Work required:
Select all lines holding the word "JSON" from the entries that follow.

Stored records:
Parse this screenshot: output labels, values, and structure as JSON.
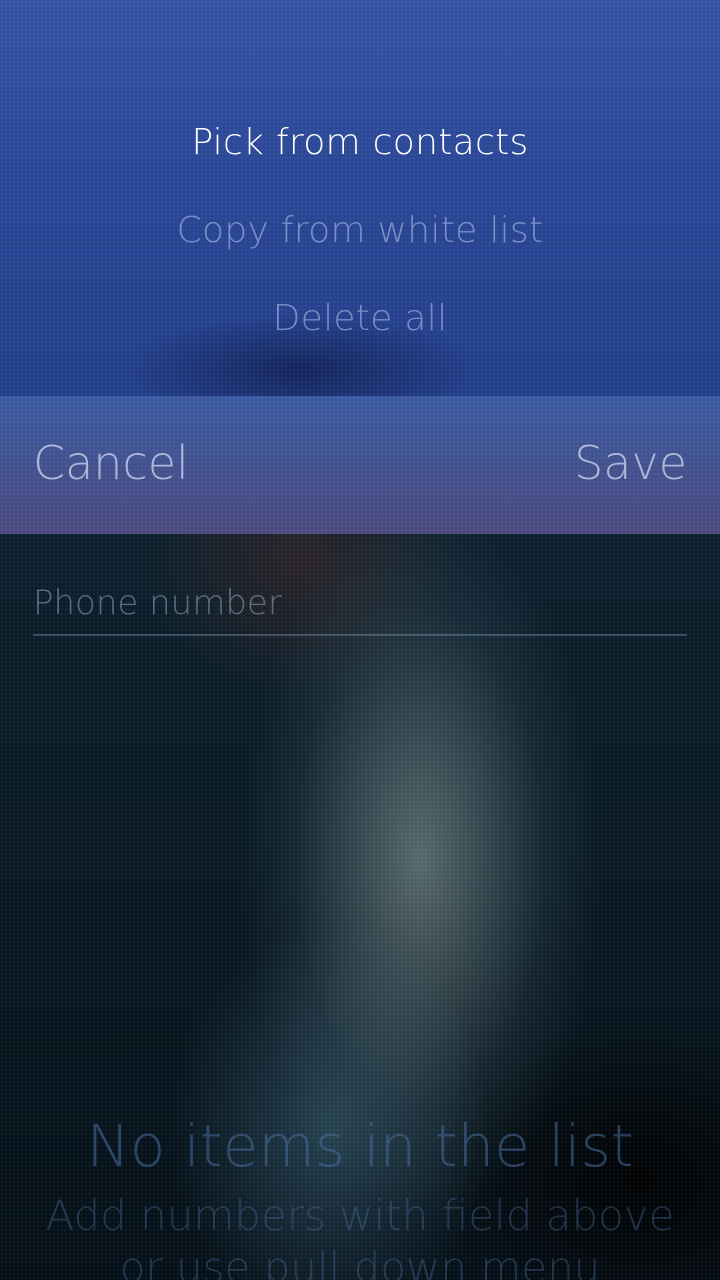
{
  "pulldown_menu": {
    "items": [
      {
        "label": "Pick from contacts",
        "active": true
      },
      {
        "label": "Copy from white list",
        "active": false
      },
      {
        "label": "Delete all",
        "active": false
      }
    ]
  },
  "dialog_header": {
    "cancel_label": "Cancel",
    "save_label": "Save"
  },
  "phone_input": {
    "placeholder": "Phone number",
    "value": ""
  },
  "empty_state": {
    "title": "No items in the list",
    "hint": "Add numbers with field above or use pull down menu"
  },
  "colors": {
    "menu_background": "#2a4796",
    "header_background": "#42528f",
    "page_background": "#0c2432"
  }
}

* * *

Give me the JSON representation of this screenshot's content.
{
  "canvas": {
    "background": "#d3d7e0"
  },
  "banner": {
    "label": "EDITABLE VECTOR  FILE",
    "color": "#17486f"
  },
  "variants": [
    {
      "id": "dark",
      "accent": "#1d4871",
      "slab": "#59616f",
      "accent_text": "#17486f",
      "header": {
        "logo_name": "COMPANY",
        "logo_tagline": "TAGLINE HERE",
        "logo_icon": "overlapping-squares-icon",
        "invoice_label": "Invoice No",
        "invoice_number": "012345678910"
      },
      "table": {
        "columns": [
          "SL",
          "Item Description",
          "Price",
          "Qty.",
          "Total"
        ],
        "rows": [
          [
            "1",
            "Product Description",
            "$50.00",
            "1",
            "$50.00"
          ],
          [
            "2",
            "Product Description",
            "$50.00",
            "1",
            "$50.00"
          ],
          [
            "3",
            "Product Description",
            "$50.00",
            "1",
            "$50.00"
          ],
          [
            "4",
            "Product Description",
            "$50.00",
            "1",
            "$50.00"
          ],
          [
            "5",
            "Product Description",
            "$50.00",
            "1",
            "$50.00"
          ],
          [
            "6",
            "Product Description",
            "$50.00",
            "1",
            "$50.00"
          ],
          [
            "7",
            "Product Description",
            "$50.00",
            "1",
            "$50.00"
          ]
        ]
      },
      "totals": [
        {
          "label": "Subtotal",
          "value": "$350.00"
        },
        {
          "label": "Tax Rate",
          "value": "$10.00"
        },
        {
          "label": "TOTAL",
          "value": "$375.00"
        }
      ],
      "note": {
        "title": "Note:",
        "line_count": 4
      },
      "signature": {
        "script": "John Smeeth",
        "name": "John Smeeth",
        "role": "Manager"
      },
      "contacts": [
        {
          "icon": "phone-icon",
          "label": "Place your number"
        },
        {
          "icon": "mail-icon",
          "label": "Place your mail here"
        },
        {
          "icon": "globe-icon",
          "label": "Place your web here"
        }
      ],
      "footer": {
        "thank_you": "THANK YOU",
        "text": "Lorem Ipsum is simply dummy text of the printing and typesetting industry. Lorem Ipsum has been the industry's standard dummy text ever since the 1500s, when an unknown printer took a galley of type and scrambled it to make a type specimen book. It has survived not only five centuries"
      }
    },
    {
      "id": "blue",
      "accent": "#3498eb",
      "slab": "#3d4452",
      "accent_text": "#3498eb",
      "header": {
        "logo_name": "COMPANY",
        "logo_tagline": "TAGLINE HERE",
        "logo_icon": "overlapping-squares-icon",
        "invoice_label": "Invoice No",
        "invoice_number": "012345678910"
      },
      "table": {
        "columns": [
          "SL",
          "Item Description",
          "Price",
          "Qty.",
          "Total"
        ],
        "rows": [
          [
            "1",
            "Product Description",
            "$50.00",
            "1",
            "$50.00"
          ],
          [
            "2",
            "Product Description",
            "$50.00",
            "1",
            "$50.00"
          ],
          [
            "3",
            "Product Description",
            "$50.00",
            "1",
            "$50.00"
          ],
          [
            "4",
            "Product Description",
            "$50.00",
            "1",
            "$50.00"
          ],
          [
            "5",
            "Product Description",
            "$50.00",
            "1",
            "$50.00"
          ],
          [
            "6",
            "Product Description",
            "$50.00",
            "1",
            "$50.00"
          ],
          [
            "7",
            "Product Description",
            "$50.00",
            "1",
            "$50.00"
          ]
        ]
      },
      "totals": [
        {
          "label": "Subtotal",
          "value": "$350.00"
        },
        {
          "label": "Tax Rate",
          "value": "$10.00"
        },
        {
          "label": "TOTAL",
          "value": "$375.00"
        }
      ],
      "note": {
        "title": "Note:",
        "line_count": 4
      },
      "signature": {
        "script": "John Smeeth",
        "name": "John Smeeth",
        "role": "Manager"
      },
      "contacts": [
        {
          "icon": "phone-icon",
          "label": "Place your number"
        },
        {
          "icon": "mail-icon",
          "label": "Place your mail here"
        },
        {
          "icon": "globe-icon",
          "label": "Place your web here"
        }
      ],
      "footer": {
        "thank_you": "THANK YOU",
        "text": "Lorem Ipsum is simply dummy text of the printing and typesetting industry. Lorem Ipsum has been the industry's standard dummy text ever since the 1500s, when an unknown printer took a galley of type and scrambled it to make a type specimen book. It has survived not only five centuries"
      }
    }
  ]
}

Exercise response:
Parse this screenshot: output labels, values, and structure as JSON.
Give me the JSON representation of this screenshot's content.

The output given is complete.